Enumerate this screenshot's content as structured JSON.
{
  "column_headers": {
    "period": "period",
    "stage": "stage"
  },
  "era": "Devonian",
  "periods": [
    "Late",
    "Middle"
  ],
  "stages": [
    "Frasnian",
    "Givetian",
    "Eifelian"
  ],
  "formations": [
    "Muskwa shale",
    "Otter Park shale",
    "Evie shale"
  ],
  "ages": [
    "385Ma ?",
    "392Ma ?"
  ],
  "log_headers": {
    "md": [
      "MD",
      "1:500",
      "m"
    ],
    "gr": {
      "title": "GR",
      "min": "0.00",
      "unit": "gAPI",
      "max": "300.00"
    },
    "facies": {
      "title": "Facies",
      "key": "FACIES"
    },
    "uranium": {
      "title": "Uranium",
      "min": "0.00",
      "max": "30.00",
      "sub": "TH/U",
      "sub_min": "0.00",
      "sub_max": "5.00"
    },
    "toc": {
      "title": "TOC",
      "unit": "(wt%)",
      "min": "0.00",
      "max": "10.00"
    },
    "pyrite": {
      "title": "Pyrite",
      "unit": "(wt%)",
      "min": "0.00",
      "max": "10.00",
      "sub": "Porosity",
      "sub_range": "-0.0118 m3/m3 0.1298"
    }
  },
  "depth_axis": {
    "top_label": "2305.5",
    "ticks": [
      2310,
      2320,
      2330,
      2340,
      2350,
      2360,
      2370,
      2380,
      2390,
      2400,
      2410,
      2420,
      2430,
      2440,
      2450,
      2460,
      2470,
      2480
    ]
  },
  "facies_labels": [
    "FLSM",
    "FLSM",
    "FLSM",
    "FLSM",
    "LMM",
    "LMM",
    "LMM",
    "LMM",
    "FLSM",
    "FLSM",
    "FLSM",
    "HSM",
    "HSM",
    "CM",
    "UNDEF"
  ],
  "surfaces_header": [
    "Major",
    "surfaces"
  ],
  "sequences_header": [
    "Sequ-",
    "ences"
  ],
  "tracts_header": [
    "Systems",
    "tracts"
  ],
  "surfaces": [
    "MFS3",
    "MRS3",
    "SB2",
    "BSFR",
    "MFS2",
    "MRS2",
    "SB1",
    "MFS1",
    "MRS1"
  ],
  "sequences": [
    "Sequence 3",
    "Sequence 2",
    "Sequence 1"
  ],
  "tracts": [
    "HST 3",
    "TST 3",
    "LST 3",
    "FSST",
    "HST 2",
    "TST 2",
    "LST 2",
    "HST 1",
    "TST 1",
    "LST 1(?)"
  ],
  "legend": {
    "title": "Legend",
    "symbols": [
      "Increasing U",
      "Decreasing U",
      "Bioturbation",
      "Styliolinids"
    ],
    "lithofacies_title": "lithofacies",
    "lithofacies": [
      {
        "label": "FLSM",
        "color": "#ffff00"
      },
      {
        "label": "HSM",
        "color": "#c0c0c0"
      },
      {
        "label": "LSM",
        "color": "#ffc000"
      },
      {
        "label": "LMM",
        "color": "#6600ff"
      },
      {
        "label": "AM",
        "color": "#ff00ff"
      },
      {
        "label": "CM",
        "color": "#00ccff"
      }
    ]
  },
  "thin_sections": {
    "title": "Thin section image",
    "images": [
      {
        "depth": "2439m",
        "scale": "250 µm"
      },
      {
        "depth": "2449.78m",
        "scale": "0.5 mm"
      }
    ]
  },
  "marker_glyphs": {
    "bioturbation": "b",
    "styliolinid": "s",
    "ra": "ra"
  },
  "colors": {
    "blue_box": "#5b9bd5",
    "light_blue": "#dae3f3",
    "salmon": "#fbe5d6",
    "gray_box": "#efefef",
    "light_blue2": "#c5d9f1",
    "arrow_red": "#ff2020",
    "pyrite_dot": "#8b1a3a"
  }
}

++++

→ TO BE DONE
Transcribe the material above in its entirety. Match it exactly.

→ CORRECT RESPONSE
Enumerate this screenshot's content as structured JSON.
{
  "column_headers": {
    "period": "period",
    "stage": "stage"
  },
  "era": "Devonian",
  "periods": [
    "Late",
    "Middle"
  ],
  "stages": [
    "Frasnian",
    "Givetian",
    "Eifelian"
  ],
  "formations": [
    "Muskwa shale",
    "Otter Park shale",
    "Evie shale"
  ],
  "ages": [
    "385Ma ?",
    "392Ma ?"
  ],
  "log_headers": {
    "md": [
      "MD",
      "1:500",
      "m"
    ],
    "gr": {
      "title": "GR",
      "min": "0.00",
      "unit": "gAPI",
      "max": "300.00"
    },
    "facies": {
      "title": "Facies",
      "key": "FACIES"
    },
    "uranium": {
      "title": "Uranium",
      "min": "0.00",
      "max": "30.00",
      "sub": "TH/U",
      "sub_min": "0.00",
      "sub_max": "5.00"
    },
    "toc": {
      "title": "TOC",
      "unit": "(wt%)",
      "min": "0.00",
      "max": "10.00"
    },
    "pyrite": {
      "title": "Pyrite",
      "unit": "(wt%)",
      "min": "0.00",
      "max": "10.00",
      "sub": "Porosity",
      "sub_range": "-0.0118 m3/m3 0.1298"
    }
  },
  "depth_axis": {
    "top_label": "2305.5",
    "ticks": [
      2310,
      2320,
      2330,
      2340,
      2350,
      2360,
      2370,
      2380,
      2390,
      2400,
      2410,
      2420,
      2430,
      2440,
      2450,
      2460,
      2470,
      2480
    ]
  },
  "facies_labels": [
    "FLSM",
    "FLSM",
    "FLSM",
    "FLSM",
    "LMM",
    "LMM",
    "LMM",
    "LMM",
    "FLSM",
    "FLSM",
    "FLSM",
    "HSM",
    "HSM",
    "CM",
    "UNDEF"
  ],
  "surfaces_header": [
    "Major",
    "surfaces"
  ],
  "sequences_header": [
    "Sequ-",
    "ences"
  ],
  "tracts_header": [
    "Systems",
    "tracts"
  ],
  "surfaces": [
    "MFS3",
    "MRS3",
    "SB2",
    "BSFR",
    "MFS2",
    "MRS2",
    "SB1",
    "MFS1",
    "MRS1"
  ],
  "sequences": [
    "Sequence 3",
    "Sequence 2",
    "Sequence 1"
  ],
  "tracts": [
    "HST 3",
    "TST 3",
    "LST 3",
    "FSST",
    "HST 2",
    "TST 2",
    "LST 2",
    "HST 1",
    "TST 1",
    "LST 1(?)"
  ],
  "legend": {
    "title": "Legend",
    "symbols": [
      "Increasing U",
      "Decreasing U",
      "Bioturbation",
      "Styliolinids"
    ],
    "lithofacies_title": "lithofacies",
    "lithofacies": [
      {
        "label": "FLSM",
        "color": "#ffff00"
      },
      {
        "label": "HSM",
        "color": "#c0c0c0"
      },
      {
        "label": "LSM",
        "color": "#ffc000"
      },
      {
        "label": "LMM",
        "color": "#6600ff"
      },
      {
        "label": "AM",
        "color": "#ff00ff"
      },
      {
        "label": "CM",
        "color": "#00ccff"
      }
    ]
  },
  "thin_sections": {
    "title": "Thin section image",
    "images": [
      {
        "depth": "2439m",
        "scale": "250 µm"
      },
      {
        "depth": "2449.78m",
        "scale": "0.5 mm"
      }
    ]
  },
  "marker_glyphs": {
    "bioturbation": "b",
    "styliolinid": "s",
    "ra": "ra"
  },
  "colors": {
    "blue_box": "#5b9bd5",
    "light_blue": "#dae3f3",
    "salmon": "#fbe5d6",
    "gray_box": "#efefef",
    "light_blue2": "#c5d9f1",
    "arrow_red": "#ff2020",
    "pyrite_dot": "#8b1a3a"
  }
}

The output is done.